Directions
Return each line containing "Adjektive".

[Stored records]
==================================================

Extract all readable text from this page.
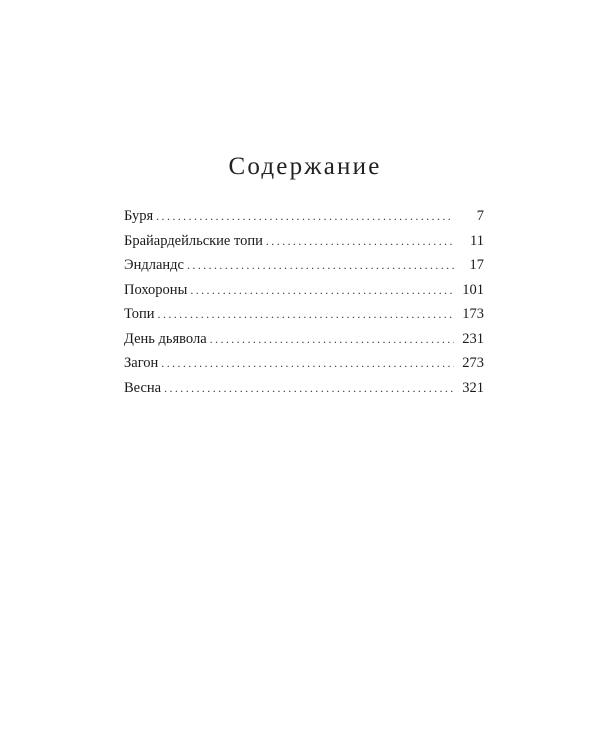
Содержание
Буря .....	7
Брайардейльские топи .....	11
Эндландс .....	17
Похороны .....	101
Топи .....	173
День дьявола .....	231
Загон .....	273
Весна .....	321
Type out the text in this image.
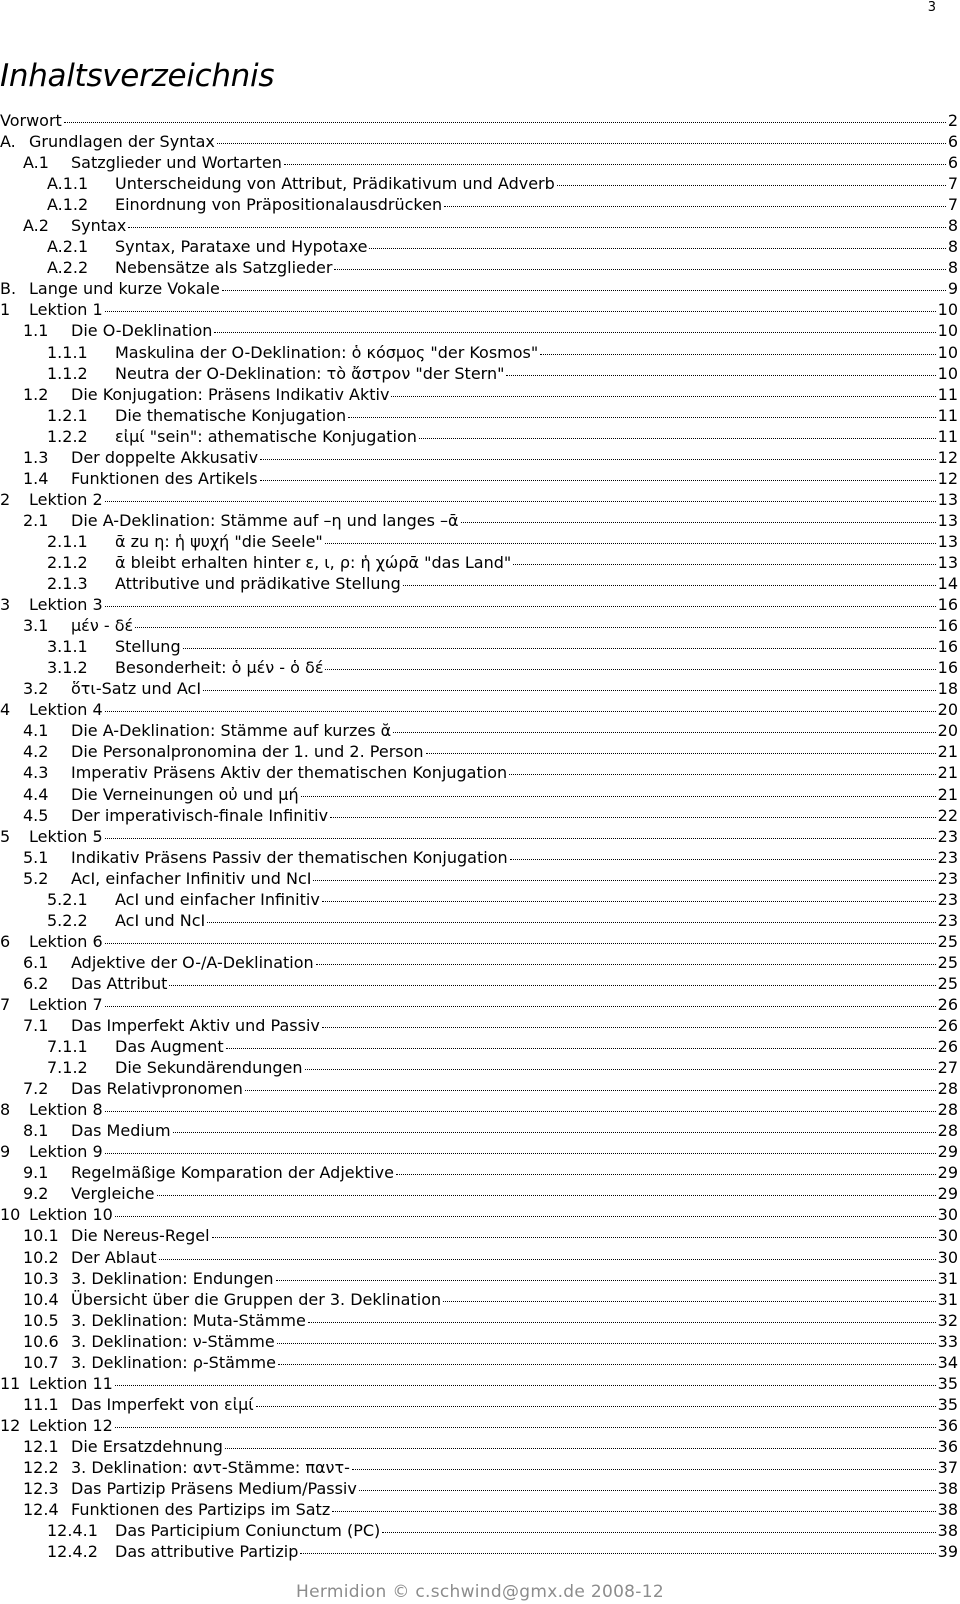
3
Inhaltsverzeichnis
Vorwort	2
A. Grundlagen der Syntax	6
A.1	Satzglieder und Wortarten	6
A.1.1	Unterscheidung von Attribut, Prädikativum und Adverb	7
A.1.2	Einordnung von Präpositionalausdrücken	7
A.2	Syntax	8
A.2.1	Syntax, Parataxe und Hypotaxe	8
A.2.2	Nebensätze als Satzglieder	8
B. Lange und kurze Vokale	9
1	Lektion 1	10
1.1	Die O-Deklination	10
1.1.1	Maskulina der O-Deklination: ὁ κόσμος "der Kosmos"	10
1.1.2	Neutra der O-Deklination: τὸ ἄστρον "der Stern"	10
1.2	Die Konjugation: Präsens Indikativ Aktiv	11
1.2.1	Die thematische Konjugation	11
1.2.2	εἰμί "sein": athematische Konjugation	11
1.3	Der doppelte Akkusativ	12
1.4	Funktionen des Artikels	12
2	Lektion 2	13
2.1	Die A-Deklination: Stämme auf –η und langes –ᾱ	13
2.1.1	ᾱ zu η: ἡ ψυχή "die Seele"	13
2.1.2	ᾱ bleibt erhalten hinter ε, ι, ρ: ἡ χώρᾱ "das Land"	13
2.1.3	Attributive und prädikative Stellung	14
3	Lektion 3	16
3.1	μέν - δέ	16
3.1.1	Stellung	16
3.1.2	Besonderheit: ὁ μέν - ὁ δέ	16
3.2	ὅτι-Satz und AcI	18
4	Lektion 4	20
4.1	Die A-Deklination: Stämme auf kurzes ᾰ	20
4.2	Die Personalpronomina der 1. und 2. Person	21
4.3	Imperativ Präsens Aktiv der thematischen Konjugation	21
4.4	Die Verneinungen οὐ und μή	21
4.5	Der imperativisch-finale Infinitiv	22
5	Lektion 5	23
5.1	Indikativ Präsens Passiv der thematischen Konjugation	23
5.2	AcI, einfacher Infinitiv und NcI	23
5.2.1	AcI und einfacher Infinitiv	23
5.2.2	AcI und NcI	23
6	Lektion 6	25
6.1	Adjektive der O-/A-Deklination	25
6.2	Das Attribut	25
7	Lektion 7	26
7.1	Das Imperfekt Aktiv und Passiv	26
7.1.1	Das Augment	26
7.1.2	Die Sekundärendungen	27
7.2	Das Relativpronomen	28
8	Lektion 8	28
8.1	Das Medium	28
9	Lektion 9	29
9.1	Regelmäßige Komparation der Adjektive	29
9.2	Vergleiche	29
10 Lektion 10	30
10.1 Die Nereus-Regel	30
10.2 Der Ablaut	30
10.3 3. Deklination: Endungen	31
10.4 Übersicht über die Gruppen der 3. Deklination	31
10.5 3. Deklination: Muta-Stämme	32
10.6 3. Deklination: ν-Stämme	33
10.7 3. Deklination: ρ-Stämme	34
11 Lektion 11	35
11.1 Das Imperfekt von εἰμί	35
12 Lektion 12	36
12.1 Die Ersatzdehnung	36
12.2 3. Deklination: αντ-Stämme: παντ-	37
12.3 Das Partizip Präsens Medium/Passiv	38
12.4 Funktionen des Partizips im Satz	38
12.4.1	Das Participium Coniunctum (PC)	38
12.4.2	Das attributive Partizip	39
Hermidion © c.schwind@gmx.de 2008-12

==================================================

Written answer
6.1	Adjektive der O-/A-Deklination	25
9.1	Regelmäßige Komparation der Adjektive	29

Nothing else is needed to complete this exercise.